• SHORT EXERCISE:
Leave out the pictures and restate the rest of the data exactly.

[Extracted records]

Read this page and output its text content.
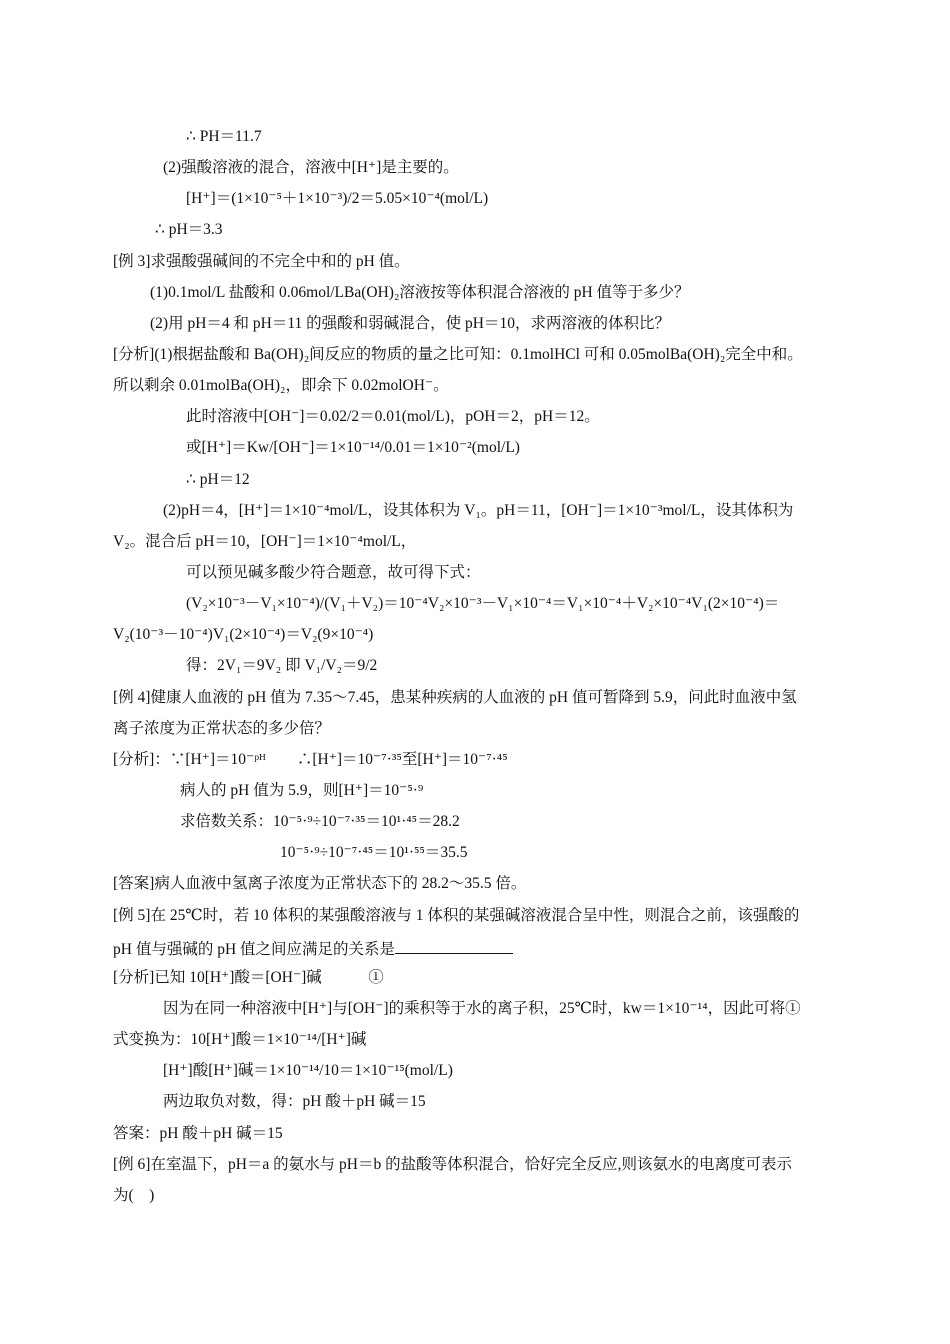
∴ PH＝11.7
(2)强酸溶液的混合，溶液中[H⁺]是主要的。
[H⁺]＝(1×10⁻⁵＋1×10⁻³)/2＝5.05×10⁻⁴(mol/L)
∴ pH＝3.3
[例 3]求强酸强碱间的不完全中和的 pH 值。
(1)0.1mol/L 盐酸和 0.06mol/LBa(OH)₂溶液按等体积混合溶液的 pH 值等于多少？
(2)用 pH＝4 和 pH＝11 的强酸和弱碱混合，使 pH＝10，求两溶液的体积比？
[分析](1)根据盐酸和 Ba(OH)₂间反应的物质的量之比可知：0.1molHCl 可和 0.05molBa(OH)₂完全中和。
所以剩余 0.01molBa(OH)₂，即余下 0.02molOH⁻。
此时溶液中[OH⁻]＝0.02/2＝0.01(mol/L)，pOH＝2，pH＝12。
或[H⁺]＝Kw/[OH⁻]＝1×10⁻¹⁴/0.01＝1×10⁻²(mol/L)
∴ pH＝12
(2)pH＝4，[H⁺]＝1×10⁻⁴mol/L，设其体积为 V₁。pH＝11，[OH⁻]＝1×10⁻³mol/L，设其体积为
V₂。混合后 pH＝10，[OH⁻]＝1×10⁻⁴mol/L，
可以预见碱多酸少符合题意，故可得下式：
(V₂×10⁻³－V₁×10⁻⁴)/(V₁＋V₂)＝10⁻⁴V₂×10⁻³－V₁×10⁻⁴＝V₁×10⁻⁴＋V₂×10⁻⁴V₁(2×10⁻⁴)＝
V₂(10⁻³－10⁻⁴)V₁(2×10⁻⁴)＝V₂(9×10⁻⁴)
得：2V₁＝9V₂ 即 V₁/V₂＝9/2
[例 4]健康人血液的 pH 值为 7.35～7.45，患某种疾病的人血液的 pH 值可暂降到 5.9，问此时血液中氢
离子浓度为正常状态的多少倍？
[分析]：∵[H⁺]＝10⁻ᵖᴴ　　∴[H⁺]＝10⁻⁷·³⁵至[H⁺]＝10⁻⁷·⁴⁵
病人的 pH 值为 5.9，则[H⁺]＝10⁻⁵·⁹
求倍数关系：10⁻⁵·⁹÷10⁻⁷·³⁵＝10¹·⁴⁵＝28.2
10⁻⁵·⁹÷10⁻⁷·⁴⁵＝10¹·⁵⁵＝35.5
[答案]病人血液中氢离子浓度为正常状态下的 28.2～35.5 倍。
[例 5]在 25℃时，若 10 体积的某强酸溶液与 1 体积的某强碱溶液混合呈中性，则混合之前，该强酸的
pH 值与强碱的 pH 值之间应满足的关系是
[分析]已知 10[H⁺]酸＝[OH⁻]碱　　　①
因为在同一种溶液中[H⁺]与[OH⁻]的乘积等于水的离子积，25℃时，kw＝1×10⁻¹⁴，因此可将①
式变换为：10[H⁺]酸＝1×10⁻¹⁴/[H⁺]碱
[H⁺]酸[H⁺]碱＝1×10⁻¹⁴/10＝1×10⁻¹⁵(mol/L)
两边取负对数，得：pH 酸＋pH 碱＝15
答案：pH 酸＋pH 碱＝15
[例 6]在室温下，pH＝a 的氨水与 pH＝b 的盐酸等体积混合，恰好完全反应,则该氨水的电离度可表示
为(　)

• TASK RESULT:
Read this page and output its text content.
∴ PH＝11.7
(2)强酸溶液的混合，溶液中[H⁺]是主要的。
[H⁺]＝(1×10⁻⁵＋1×10⁻³)/2＝5.05×10⁻⁴(mol/L)
∴ pH＝3.3
[例 3]求强酸强碱间的不完全中和的 pH 值。
(1)0.1mol/L 盐酸和 0.06mol/LBa(OH)₂溶液按等体积混合溶液的 pH 值等于多少？
(2)用 pH＝4 和 pH＝11 的强酸和弱碱混合，使 pH＝10，求两溶液的体积比？
[分析](1)根据盐酸和 Ba(OH)₂间反应的物质的量之比可知：0.1molHCl 可和 0.05molBa(OH)₂完全中和。
所以剩余 0.01molBa(OH)₂，即余下 0.02molOH⁻。
此时溶液中[OH⁻]＝0.02/2＝0.01(mol/L)，pOH＝2，pH＝12。
或[H⁺]＝Kw/[OH⁻]＝1×10⁻¹⁴/0.01＝1×10⁻²(mol/L)
∴ pH＝12
(2)pH＝4，[H⁺]＝1×10⁻⁴mol/L，设其体积为 V₁。pH＝11，[OH⁻]＝1×10⁻³mol/L，设其体积为
V₂。混合后 pH＝10，[OH⁻]＝1×10⁻⁴mol/L，
可以预见碱多酸少符合题意，故可得下式：
(V₂×10⁻³－V₁×10⁻⁴)/(V₁＋V₂)＝10⁻⁴V₂×10⁻³－V₁×10⁻⁴＝V₁×10⁻⁴＋V₂×10⁻⁴V₁(2×10⁻⁴)＝
V₂(10⁻³－10⁻⁴)V₁(2×10⁻⁴)＝V₂(9×10⁻⁴)
得：2V₁＝9V₂ 即 V₁/V₂＝9/2
[例 4]健康人血液的 pH 值为 7.35～7.45，患某种疾病的人血液的 pH 值可暂降到 5.9，问此时血液中氢
离子浓度为正常状态的多少倍？
[分析]：∵[H⁺]＝10⁻ᵖᴴ　　∴[H⁺]＝10⁻⁷·³⁵至[H⁺]＝10⁻⁷·⁴⁵
病人的 pH 值为 5.9，则[H⁺]＝10⁻⁵·⁹
求倍数关系：10⁻⁵·⁹÷10⁻⁷·³⁵＝10¹·⁴⁵＝28.2
10⁻⁵·⁹÷10⁻⁷·⁴⁵＝10¹·⁵⁵＝35.5
[答案]病人血液中氢离子浓度为正常状态下的 28.2～35.5 倍。
[例 5]在 25℃时，若 10 体积的某强酸溶液与 1 体积的某强碱溶液混合呈中性，则混合之前，该强酸的
pH 值与强碱的 pH 值之间应满足的关系是
[分析]已知 10[H⁺]酸＝[OH⁻]碱　　　①
因为在同一种溶液中[H⁺]与[OH⁻]的乘积等于水的离子积，25℃时，kw＝1×10⁻¹⁴，因此可将①
式变换为：10[H⁺]酸＝1×10⁻¹⁴/[H⁺]碱
[H⁺]酸[H⁺]碱＝1×10⁻¹⁴/10＝1×10⁻¹⁵(mol/L)
两边取负对数，得：pH 酸＋pH 碱＝15
答案：pH 酸＋pH 碱＝15
[例 6]在室温下，pH＝a 的氨水与 pH＝b 的盐酸等体积混合，恰好完全反应,则该氨水的电离度可表示
为(　)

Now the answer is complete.